**Exercise prompt**:
Your task is to give the data again, exactly, with every line intact.

(Records about charts and figures)
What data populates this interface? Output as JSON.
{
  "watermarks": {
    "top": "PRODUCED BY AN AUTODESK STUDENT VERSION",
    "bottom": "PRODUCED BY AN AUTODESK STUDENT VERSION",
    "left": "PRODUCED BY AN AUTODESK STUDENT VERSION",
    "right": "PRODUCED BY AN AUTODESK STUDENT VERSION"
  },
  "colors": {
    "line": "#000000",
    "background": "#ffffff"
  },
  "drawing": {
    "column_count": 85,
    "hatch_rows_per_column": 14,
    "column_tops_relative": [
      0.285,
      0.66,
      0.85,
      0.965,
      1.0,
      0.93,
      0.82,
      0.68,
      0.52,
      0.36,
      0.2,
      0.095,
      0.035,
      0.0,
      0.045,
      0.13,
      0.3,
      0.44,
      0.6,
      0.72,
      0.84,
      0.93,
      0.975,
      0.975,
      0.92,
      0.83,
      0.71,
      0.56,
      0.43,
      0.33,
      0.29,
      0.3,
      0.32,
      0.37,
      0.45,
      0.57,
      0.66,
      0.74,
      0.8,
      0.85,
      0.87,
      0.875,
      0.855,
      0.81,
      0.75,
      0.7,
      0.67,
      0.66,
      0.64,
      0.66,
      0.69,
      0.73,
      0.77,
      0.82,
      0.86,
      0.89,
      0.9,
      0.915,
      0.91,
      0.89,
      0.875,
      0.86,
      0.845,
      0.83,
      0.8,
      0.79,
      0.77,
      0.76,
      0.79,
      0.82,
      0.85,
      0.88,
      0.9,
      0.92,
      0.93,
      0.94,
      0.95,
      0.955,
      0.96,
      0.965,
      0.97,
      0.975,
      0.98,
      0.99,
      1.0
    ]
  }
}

**Written solution**:
What data populates this interface? Output as JSON.
{
  "watermarks": {
    "top": "PRODUCED BY AN AUTODESK STUDENT VERSION",
    "bottom": "PRODUCED BY AN AUTODESK STUDENT VERSION",
    "left": "PRODUCED BY AN AUTODESK STUDENT VERSION",
    "right": "PRODUCED BY AN AUTODESK STUDENT VERSION"
  },
  "colors": {
    "line": "#000000",
    "background": "#ffffff"
  },
  "drawing": {
    "column_count": 85,
    "hatch_rows_per_column": 14,
    "column_tops_relative": [
      0.285,
      0.66,
      0.85,
      0.965,
      1.0,
      0.93,
      0.82,
      0.68,
      0.52,
      0.36,
      0.2,
      0.095,
      0.035,
      0.0,
      0.045,
      0.13,
      0.3,
      0.44,
      0.6,
      0.72,
      0.84,
      0.93,
      0.975,
      0.975,
      0.92,
      0.83,
      0.71,
      0.56,
      0.43,
      0.33,
      0.29,
      0.3,
      0.32,
      0.37,
      0.45,
      0.57,
      0.66,
      0.74,
      0.8,
      0.85,
      0.87,
      0.875,
      0.855,
      0.81,
      0.75,
      0.7,
      0.67,
      0.66,
      0.64,
      0.66,
      0.69,
      0.73,
      0.77,
      0.82,
      0.86,
      0.89,
      0.9,
      0.915,
      0.91,
      0.89,
      0.875,
      0.86,
      0.845,
      0.83,
      0.8,
      0.79,
      0.77,
      0.76,
      0.79,
      0.82,
      0.85,
      0.88,
      0.9,
      0.92,
      0.93,
      0.94,
      0.95,
      0.955,
      0.96,
      0.965,
      0.97,
      0.975,
      0.98,
      0.99,
      1.0
    ]
  }
}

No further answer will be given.